* PAGE EXCERPT *
--------

The SLAR on System.CharEnumerator

Continuing in the series on sharing some of the information in the .NET Framework Standard Library Annotated Reference Vol 1 here is an annotation from the System.CharEnumerator class.

BA - Our reason for adding this class to the BCL was not that we felt there was a

huge demand for enumerating characters. It was required to enable efficient support

for applying foreach over strings. Simply using IEnumerator would have caused

a boxing operation for each character accessed out of the string.

string s = “John Smith”;

foreach (char c in s) {

Console.WriteLine (“{0}-”, c);

}

A side note on this is that the C# compiler now does not even use this class. It special cases

foreach over strings and generates very efficient code for accessing a string

that not only avoids the boxing operation, but is also as good as you could do with a

for loop. In particular it does not pay the cost of another allocation for the enumerator,

and takes full advantage of JIT optimizations.

This is a classic example of why explicit method implementation is such an important

feature. Notice that we have both:

object IEnumerator.Current { get; }

public char Current { get; }

We needed to have Current property return Object to satisfy the IEnumerator

interface. But we also wanted to have a Current property that returned a char such

that usage of this type would not force a boxing operation for each access and to make

usage easier (no ugly casts). However in C# (and the CLS) it is not possible to differ

only by return type. So we explicitly implement the Object version such that the

property is only there when cast to the interface.

--------

* DATA *
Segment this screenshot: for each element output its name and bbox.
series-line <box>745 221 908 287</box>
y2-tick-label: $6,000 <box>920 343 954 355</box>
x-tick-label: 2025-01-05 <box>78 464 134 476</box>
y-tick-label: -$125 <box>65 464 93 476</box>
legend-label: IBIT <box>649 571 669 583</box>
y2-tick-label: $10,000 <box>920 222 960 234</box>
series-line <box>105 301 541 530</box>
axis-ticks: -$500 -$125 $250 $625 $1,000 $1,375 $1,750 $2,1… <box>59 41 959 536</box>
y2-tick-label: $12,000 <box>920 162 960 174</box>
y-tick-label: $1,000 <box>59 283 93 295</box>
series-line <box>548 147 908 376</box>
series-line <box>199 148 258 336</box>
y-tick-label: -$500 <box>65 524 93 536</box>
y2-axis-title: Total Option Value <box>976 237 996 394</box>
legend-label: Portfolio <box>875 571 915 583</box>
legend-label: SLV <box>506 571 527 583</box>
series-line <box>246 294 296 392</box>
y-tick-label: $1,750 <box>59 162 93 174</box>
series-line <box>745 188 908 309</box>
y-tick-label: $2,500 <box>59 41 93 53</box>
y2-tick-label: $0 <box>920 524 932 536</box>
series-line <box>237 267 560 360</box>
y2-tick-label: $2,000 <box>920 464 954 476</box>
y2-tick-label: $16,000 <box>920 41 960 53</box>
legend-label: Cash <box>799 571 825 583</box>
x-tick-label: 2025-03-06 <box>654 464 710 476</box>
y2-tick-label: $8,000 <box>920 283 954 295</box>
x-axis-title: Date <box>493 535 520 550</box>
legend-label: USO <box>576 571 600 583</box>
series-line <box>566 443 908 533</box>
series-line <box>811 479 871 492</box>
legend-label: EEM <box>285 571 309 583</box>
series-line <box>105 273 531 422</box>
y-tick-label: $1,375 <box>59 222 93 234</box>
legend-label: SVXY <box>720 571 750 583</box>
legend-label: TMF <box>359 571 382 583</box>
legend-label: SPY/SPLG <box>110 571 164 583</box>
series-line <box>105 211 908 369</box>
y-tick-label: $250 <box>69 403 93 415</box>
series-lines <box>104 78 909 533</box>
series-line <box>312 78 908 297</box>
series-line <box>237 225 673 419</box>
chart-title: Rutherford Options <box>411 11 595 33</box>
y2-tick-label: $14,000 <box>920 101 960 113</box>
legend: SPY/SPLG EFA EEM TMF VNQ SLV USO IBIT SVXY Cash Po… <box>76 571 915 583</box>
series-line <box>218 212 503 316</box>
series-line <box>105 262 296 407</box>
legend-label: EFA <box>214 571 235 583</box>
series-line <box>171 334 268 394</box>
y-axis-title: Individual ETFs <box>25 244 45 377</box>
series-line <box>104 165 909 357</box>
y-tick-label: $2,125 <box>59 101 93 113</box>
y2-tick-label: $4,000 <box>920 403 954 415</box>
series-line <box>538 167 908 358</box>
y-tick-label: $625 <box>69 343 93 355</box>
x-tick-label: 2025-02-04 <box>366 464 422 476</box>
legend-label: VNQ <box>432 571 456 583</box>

--------

* THINGS TO DO *
(1) Copy the passage from the System.CharEnumerator annotation word for word, starting at "public char Current" and ending at "to the interface.".
(2) Continue the System.CharEnumerator annotation past its final sentence.

* ANSWERS TO THE EXERCISE *
(1)
public char Current { get; }

We needed to have Current property return Object to satisfy the IEnumerator

interface. But we also wanted to have a Current property that returned a char such

that usage of this type would not force a boxing operation for each access and to make

usage easier (no ugly casts). However in C# (and the CLS) it is not possible to differ

only by return type. So we explicitly implement the Object version such that the

property is only there when cast to the interface.

(2)
Brian Grunkemeyer - The key point to understand about private interface implementation (using the C#

terminology although it is more properly a subset of the CLI feature we call methodimpls)

is that it allows you to override an interface method based on its return type.

While it also allows you to provide different method implementations for two different

versions of a method coming from different interfaces, in practice most people try to avoid

problems like this. Multiple inheritance of interfaces, but not classes, seems to make the

classic diamond inheritance pattern rarer, or at least significantly less confusing.